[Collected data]
┄┄┄┄┄┄┄┄┄┄┄┄┄┄┄┄┄┄┄┄

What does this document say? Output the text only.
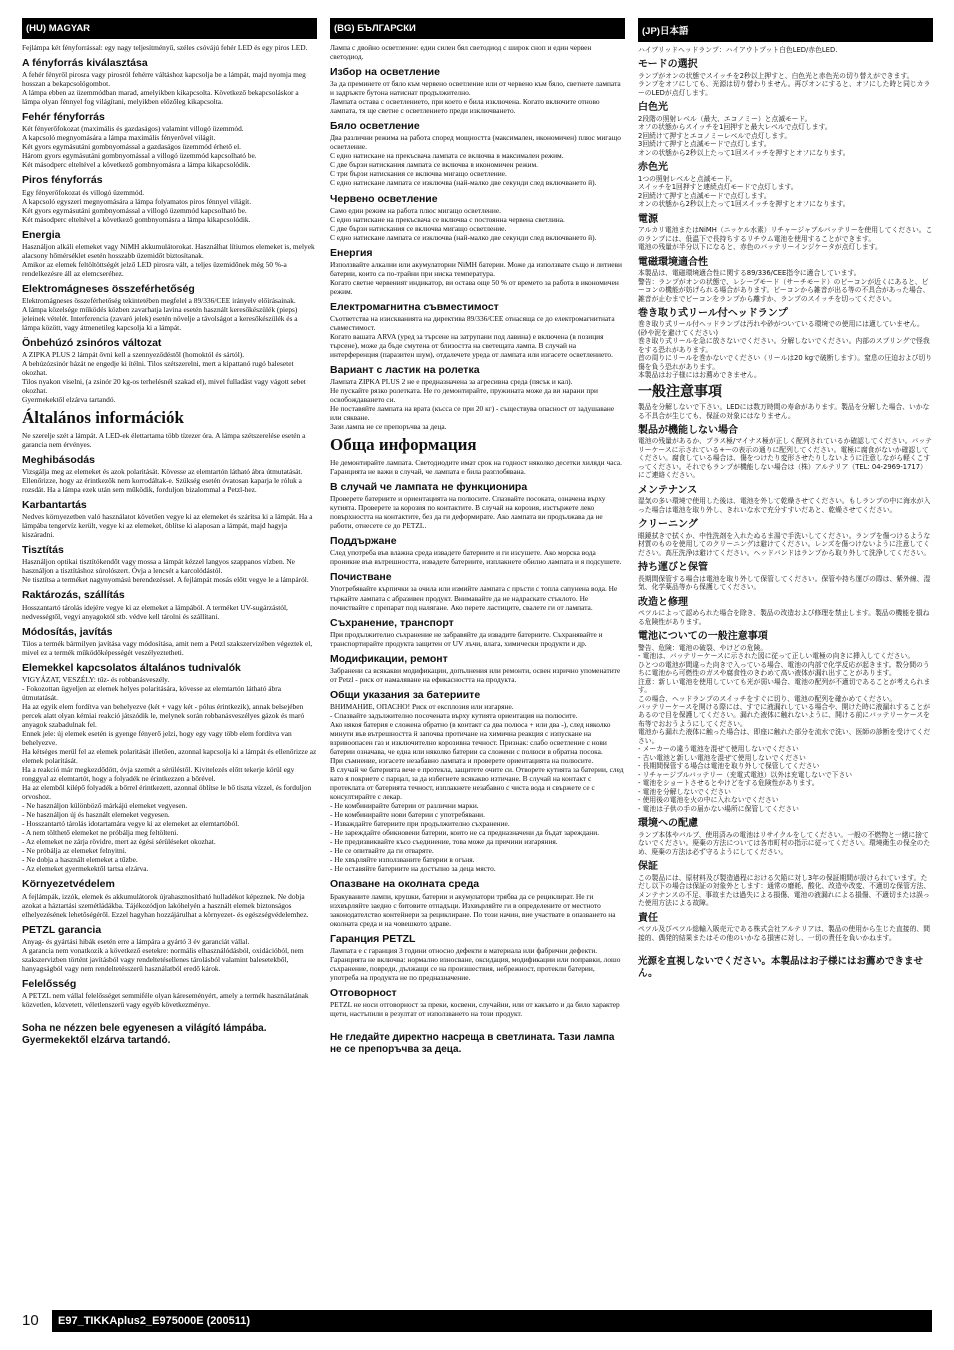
(HU) MAGYAR

Fejlámpa két fényforrással: egy nagy teljesítményű, széles csóvájú fehér LED és egy piros LED.

A fényforrás kiválasztása

A fehér fényről pirosra vagy pirosról fehérre váltáshoz kapcsolja be a lámpát, majd nyomja meg hosszan a bekapcsológombot.
A lámpa ebben az üzemmódban marad, amelyikben kikapcsolta. Következő bekapcsoláskor a lámpa olyan fénnyel fog világítani, melyikben előzőleg kikapcsolta.

Fehér fényforrás

Két fényerőfokozat (maximális és gazdaságos) valamint villogó üzemmód.
A kapcsoló megnyomására a lámpa maximális fényerővel világít.
Két gyors egymásutáni gombnyomással a gazdaságos üzemmód érhető el.
Három gyors egymásutáni gombnyomással a villogó üzemmód kapcsolható be.
Két másodperc elteltével a következő gombnyomásra a lámpa kikapcsolódik.

Piros fényforrás

Egy fényerőfokozat és villogó üzemmód.
A kapcsoló egyszeri megnyomására a lámpa folyamatos piros fénnyel világít.
Két gyors egymásutáni gombnyomással a villogó üzemmód kapcsolható be.
Két másodperc elteltével a következő gombnyomásra a lámpa kikapcsolódik.

Energia

Használjon alkáli elemeket vagy NiMH akkumulátorokat. Használhat lítiumos elemeket is, melyek alacsony hőmérséklet esetén hosszabb üzemidőt biztosítanak.
Amikor az elemek feltöltöttségét jelző LED pirosra vált, a teljes üzemidőnek még 50 %-a rendelkezésre áll az elemcseréhez.

Elektromágneses összeférhetőség

Elektromágneses összeférhetőség tekintetében megfelel a 89/336/CEE irányelv előírásainak.
A lámpa közelsége működés közben zavarhatja lavina esetén használt keresőkészülék (pieps) jeleinek vételét. Interferencia (zavaró jelek) esetén növelje a távolságot a keresőkészülék és a lámpa között, vagy átmenetileg kapcsolja ki a lámpát.

Önbehúzó zsinóros változat

A ZIPKA PLUS 2 lámpát ővni kell a szennyeződéstől (homoktól és sártól).
A behúzózsinór házát ne engedje ki ítélni. Tilos szétszerelni, mert a kipattanó rugó balesetet okozhat.
Tilos nyakon viselni, (a zsinór 20 kg-os terhelésnél szakad el), mivel fulladást vagy vágott sebet okozhat.
Gyermekektől elzárva tartandó.

Általános információk

Ne szerelje szét a lámpát. A LED-ek élettartama több tízezer óra. A lámpa szétszerelése esetén a garancia nem érvényes.

Meghibásodás

Vizsgálja meg az elemeket és azok polaritását. Kövesse az elemtartón látható ábra útmutatását. Ellenőrizze, hogy az érintkezők nem korrodáltak-e. Szükség esetén óvatosan kaparja le róluk a rozsdát. Ha a lámpa ezek után sem működik, forduljon bizalommal a Petzl-hez.

Karbantartás

Nedves környezetben való használatot követően vegye ki az elemeket és szárítsa ki a lámpát. Ha a lámpába tengervíz került, vegye ki az elemeket, öblítse ki alaposan a lámpát, majd hagyja kiszáradni.

Tisztítás

Használjon optikai tisztítókendőt vagy mossa a lámpát kézzel langyos szappanos vízben. Ne használjon a tisztításhoz súrolószert. Óvja a lencsét a karcolódástól.
Ne tisztítsa a terméket nagynyomású berendezéssel. A fejlámpát mosás előtt vegye le a lámpáról.

Raktározás, szállítás

Hosszantartó tárolás idejére vegye ki az elemeket a lámpából. A terméket UV-sugárzástól, nedvességtől, vegyi anyagoktól stb. védve kell tárolni és szállítani.

Módosítás, javítás

Tilos a termék bármilyen javítása vagy módosítása, amit nem a Petzl szakszervizében végeztek el, mivel ez a termék működőképességét veszélyeztetheti.

Elemekkel kapcsolatos általános tudnivalók

VIGYÁZAT, VESZÉLY: tűz- és robbanásveszély.
- Fokozottan ügyeljen az elemek helyes polaritására, kövesse az elemtartón látható ábra útmutatását.
Ha az egyik elem fordítva van behelyezve (két + vagy két - pólus érintkezik), annak belsejében percek alatt olyan kémiai reakció játszódik le, melynek során robbanásveszélyes gázok és maró anyagok szabadulnak fel.
Ennek jele: új elemek esetén is gyenge fényerő jelzi, hogy egy vagy több elem fordítva van behelyezve.
Ha kétséges merül fel az elemek polaritását illetően, azonnal kapcsolja ki a lámpát és ellenőrizze az elemek polaritását.
Ha a reakció már megkezdődött, óvja szemét a sérüléstől. Kivitelezés előtt tekerje körül egy ronggyal az elemtartót, hogy a folyadék ne érintkezzen a bőrével.
Ha az elemből kilépő folyadék a bőrrel érintkezett, azonnal öblítse le bő tiszta vízzel, és forduljon orvoshoz.
- Ne használjon különböző márkájú elemeket vegyesen.
- Ne használjon új és használt elemeket vegyesen.
- Hosszantartó tárolás idotartamára vegye ki az elemeket az elemtartóból.
- A nem tölthető elemeket ne próbálja meg feltölteni.
- Az elemeket ne zárja rövidre, mert az égési sérüléseket okozhat.
- Ne próbálja az elemeket felnyitni.
- Ne dobja a használt elemeket a tűzbe.
- Az elemeket gyermekektől tartsa elzárva.

Környezetvédelem

A fejlámpák, izzók, elemek és akkumulátorok újrahasznosítható hulladékot képeznek. Ne dobja azokat a háztartási szemétládákba. Tájékozódjon lakóhelyén a használt elemek biztonságos elhelyezésének lehetőségéről. Ezzel hagyhan hozzájárulhat a környezet- és egészségvédelemhez.

PETZL garancia

Anyag- és gyártási hibák esetén erre a lámpára a gyártó 3 év garanciát vállal.
A garancia nem vonatkozik a következő esetekre: normális elhasználódásból, oxidációból, nem szakszervizben történt javításból vagy rendeltetésellenes tárolásból valamint balesetekből, hanyagságból vagy nem rendeltetésszerű használatból eredő károk.

Felelősség

A PETZL nem vállal felelősséget semmiféle olyan káreseményért, amely a termék használatának közvetlen, közvetett, véletlenszerű vagy egyéb következménye.

Soha ne nézzen bele egyenesen a világító lámpába. Gyermekektől elzárva tartandó.
(BG) БЪЛГАРСКИ

Лампа с двойно осветление: един силен бял светодиод с широк сноп и един червен светодиод.

Избор на осветление

За да преминете от бяло към червено осветление или от червено към бяло, светнете лампата и задръжте бутона натиснат продължително.
Лампата остава с осветлението, при което е била изключена. Когато включите отново лампата, тя ще светне с осветлението преди изключването.

Бяло осветление

Два различни режима на работа според мощността (максимален, икономичен) плюс мигащо осветление.
С едно натискане на прекъсвача лампата се включва в максимален режим.
С две бързи натискания лампата се включва в икономичен режим.
С три бързи натискания се включва мигащо осветление.
С едно натискане лампата се изключва (най-малко две секунди след включването й).

Червено осветление

Само един режим на работа плюс мигащо осветление.
С едно натискане на прекъсвача се включва с постоянна червена светлина.
С две бързи натискания се включва мигащо осветление.
С едно натискане лампата се изключва (най-малко две секунди след включването й).

Енергия

Използвайте алкални или акумулаторни NiMH батерии. Може да използвате също и литиеви батерии, които са по-трайни при ниска температура.
Когато светне червеният индикатор, ви остава още 50 % от времето за работа в икономичен режим.

Електромагнитна съвместимост

Съответства на изискванията на директива 89/336/CEE отнасяща се до електромагнитната съвместимост.
Когато вашата ARVA (уред за търсене на затрупани под лавина) е включена (в позиция търсене), може да бъде смутена от близостта на светещата лампа. В случай на интерференция (паразитен шум), отдалечете уреда от лампата или изгасете осветлението.

Вариант с ластик на ролетка

Лампата ZIPKA PLUS 2 не е предназначена за агресивна среда (пясък и кал).
Не пускайте рязко ролетката. Не го демонтирайте, пружината може да ви нарани при освобождаването си.
Не поставяйте лампата на врата (късса се при 20 кг) - съществува опасност от задушаване или сякване.
Зази лампа не се препоръчва за деца.

Обща информация

Не демонтирайте лампата. Светодиодите имат срок на годност няколко десетки хиляди часа. Гаранцията не важи в случай, че лампата е била разглобявана.

В случай че лампата не функционира

Проверете батериите и ориентацията на полюсите. Спазвайте посоката, означена върху кутията. Проверете за корозия по контактите. В случай на корозия, изстържете леко повърхността на контактите, без да ги деформирате. Ако лампата ви продължава да не работи, отнесете се до PETZL.

Поддържане

След употреба във влажна среда извадете батериите и ги изсушете. Ако морска вода проникне във вътрешността, извадете батериите, изплакнете обилно лампата и я подсушете.

Почистване

Употребявайте кърпички за очила или измийте лампата с пръсти с топла сапунена вода. Не търкайте лампата с абразивен продукт. Внимавайте да не надраскате стъклото. Не почиствайте с препарат под налягане. Ако перете ластиците, свалете ги от лампата.

Съхранение, транспорт

При продължително съхранение не забравяйте да извадите батериите. Съхранявайте и транспортирайте продукта защитен от UV лъчи, влага, химически продукти и др.

Модификации, ремонт

Забранени са всякакви модификации, допълнения или ремонти, освен изрично упоменатите от Petzl - риск от намаляване на ефикасността на продукта.

Общи указания за батериите

ВНИМАНИЕ, ОПАСНО! Риск от експлозия или изгаряне.
- Спазвайте задължително посочената върху кутията ориентация на полюсите.
Ако някоя батерия е сложена обратно (в контакт са два полюса + или два -), след няколко минути във вътрешността й започва протичане на химична реакция с изпускане на взривоопасен газ и изключително корозивна течност. Признак: слабо осветление с нови батерии означава, че една или няколко батерии са сложени с полюси в обратна посока.
При съмнение, изгасете незабавно лампата и проверете ориентацията на полюсите.
В случай че батерията вече е протекла, защитете очите си. Отворете кутията за батерии, след като я покриете с парцал, за да избегнете всякакво изтичане. В случай на контакт с протеклата от батерията течност, изплакнете незабавно с чиста вода и свържете се с консултирайте с лекар.
- Не комбинирайте батерии от различни марки.
- Не комбинирайте нови батерии с употребявани.
- Изваждайте батериите при продължително съхранение.
- Не зареждайте обикновени батерии, които не са предназначени да бъдат зареждани.
- Не предизвиквайте късо съединение, това може да причини изгаряния.
- Не се опитвайте да ги отваряте.
- Не хвърляйте използваните батерии в огъня.
- Не оставяйте батериите на достъпно за деца място.

Опазване на околната среда

Бракуваните лампи, крушки, батерии и акумулатори трябва да се рециклират. Не ги изхвърляйте заедно с битовите отпадъци. Изхвърляйте ги в определените от местното законодателство контейнери за рециклиране. По този начин, вие участвате в опазването на околната среда и на човешкото здраве.

Гаранция PETZL

Лампата е с гаранция 3 години относно дефекти в материала или фабрични дефекти. Гаранцията не включва: нормално износване, оксидация, модификации или поправки, лошо съхранение, повреди, дължащи се на произшествия, небрежност, протекли батерии, употреба на продукта не по предназначение.

Отговорност

PETZL не носи отговорност за преки, косвени, случайни, или от какъвто и да било характер щети, настъпили в резултат от използването на този продукт.

Не гледайте директно насреща в светлината. Тази лампа не се препоръчва за деца.
(JP)日本語

ハイブリッドヘッドランプ：ハイアウトプット白色LED/赤色LED.

モードの選択

ランプがオンの状態でスイッチを2秒以上押すと、白色光と赤色光の切り替えができます。
ランプをオフにしても、光源は切り替わりません。再びオンにすると、オフにした時と同じカラーのLEDが点灯します。

白色光

2段階の照射レベル（最大、エコノミー）と点滅モード。
オフの状態からスイッチを1回押すと最大レベルで点灯します。
2回続けて押すとエコノミーレベルで点灯します。
3回続けて押すと点滅モードで点灯します。
オンの状態から2秒以上たって1回スイッチを押すとオフになります。

赤色光

1つの照射レベルと点滅モード。
スイッチを1回押すと連続点灯モードで点灯します。
2回続けて押すと点滅モードで点灯します。
オンの状態から2秒以上たって1回スイッチを押すとオフになります。

電源

アルカリ電池またはNiMH（ニッケル水素）リチャージャブルバッテリーを使用してください。このランプには、低温下で長持ちするリチウム電池を使用することができます。
電池の残量が半分以下になると、赤色のバッテリーインジケータが点灯します。

電磁環境適合性

本製品は、電磁環境適合性に関する89/336/CEE指令に適合しています。
警告：ランプがオンの状態で、レシーブモード（サーチモード）のビーコンが近くにあると、ビーコンの機能が妨げられる場合があります。ビーコンから雑音が出る等の不具合があった場合、雑音が止むまでビーコンをランプから離すか、ランプのスイッチを切ってください。

巻き取り式リール付ヘッドランプ

巻き取り式リール付ヘッドランプは汚れや砂がついている環境での使用には適していません。(砂や泥を避けてください)
巻き取り式リールを急に放さないでください。分解しないでください。内部のスプリングで怪我をする恐れがあります。
首の周りにリールを巻かないでください（リールは20 kgで破断します）。窒息の圧迫および切り傷を負う恐れがあります。
本製品はお子様にはお薦めできません。

一般注意事項

製品を分解しないで下さい。LEDには数万時間の寿命があります。製品を分解した場合、いかなる不具合が生じても、保証の対象にはなりません。

製品が機能しない場合

電池の残量があるか、プラス極/マイナス極が正しく配列されているか確認してください。バッテリーケースに示されている+ーの表示の通りに配列してください。電極に腐食がないか確認してください。腐食している場合は、傷をつけたり変形させたりしないように注意しながら軽くこすってください。それでもランプが機能しない場合は（株）アルテリア（TEL: 04-2969-1717）にご連絡ください。

メンテナンス

湿気の多い環境で使用した後は、電池を外して乾燥させてください。もしランプの中に海水が入った場合は電池を取り外し、きれいな水で充分すすいだあと、乾燥させてください。

クリーニング

眼鏡拭きで拭くか、中性洗剤を入れたぬるま湯で手洗いしてください。ランプを傷つけるような材質のものを使用してのクリーニングは避けてください。レンズを傷つけないように注意してください。高圧洗浄は避けてください。ヘッドバンドはランプから取り外して洗浄してください。

持ち運びと保管

長期間保管する場合は電池を取り外して保管してください。保管や持ち運びの際は、紫外線、湿気、化学薬品等から保護してください。

改造と修理

ペツルによって認められた場合を除き、製品の改造および修理を禁止します。製品の機能を損ねる危険性があります。

電池についての一般注意事項

警告、危険：電池の破裂、やけどの危険。
- 電池は、バッテリーケースに示された図に従って正しい電極の向きに挿入してください。
ひとつの電池が間違った向きで入っている場合、電池の内部で化学反応が起きます。数分間のうちに電池から可燃性のガスや腐食性のきわめて高い液体が漏れ出すことがあります。
注意：新しい電池を使用していても光が弱い場合、電池の配列が不適切であることが考えられます。
この場合、ヘッドランプのスイッチをすぐに切り、電池の配列を確かめてください。
バッテリーケースを開ける際には、すでに液漏れしている場合や、開けた時に液漏れすることがあるので目を保護してください。漏れた液体に触れないように、開ける前にバッテリーケースを布等でおおうようにしてください。
電池から漏れた液体に触った場合は、即座に触れた部分を流水で洗い、医師の診断を受けてください。
- メーカーの違う電池を混ぜて使用しないでください
- 古い電池と新しい電池を混ぜて使用しないでください
- 長期間保管する場合は電池を取り外して保管してください
- リチャージブルバッテリー（充電式電池）以外は充電しないで下さい
- 電池をショートさせるとやけどをする危険性があります。
- 電池を分解しないでください
- 使用後の電池を火の中に入れないでください
- 電池は子供の手の届かない場所に保管してください

環境への配慮

ランプ本体やバルブ、使用済みの電池はリサイクルをしてください。一般の不燃物と一緒に捨てないでください。廃棄の方法については各市町村の指示に従ってください。環境衛生の保全のため、廃棄の方法は必ず守るようにしてください。

保証

この製品には、原材料及び製造過程における欠陥に対し3年の保証期間が設けられています。ただし以下の場合は保証の対象外とします：通常の磨耗、酸化、改造や改変、不適切な保管方法、メンテナンスの不足、事故または過失による損傷、電池の液漏れによる損傷、不適切または誤った使用方法による故障。

責任

ペツル及びペツル総輸入販売元である株式会社アルテリアは、製品の使用から生じた直接的、間接的、偶発的結果またはその他のいかなる損害に対し、一切の責任を負いかねます。

光源を直視しないでください。本製品はお子様にはお薦めできません。
10	E97_TIKKAplus2_E975000E (200511)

┄┄┄┄┄┄┄┄┄┄┄┄┄┄┄┄┄┄┄┄

## REQUIRED WORK
Using the data above, copy each line that contains "съвместимост".

## RESULT OF THIS TASK
Електромагнитна съвместимост
Съответства на изискванията на директива 89/336/CEE отнасяща се до електромагнитната съвместимост.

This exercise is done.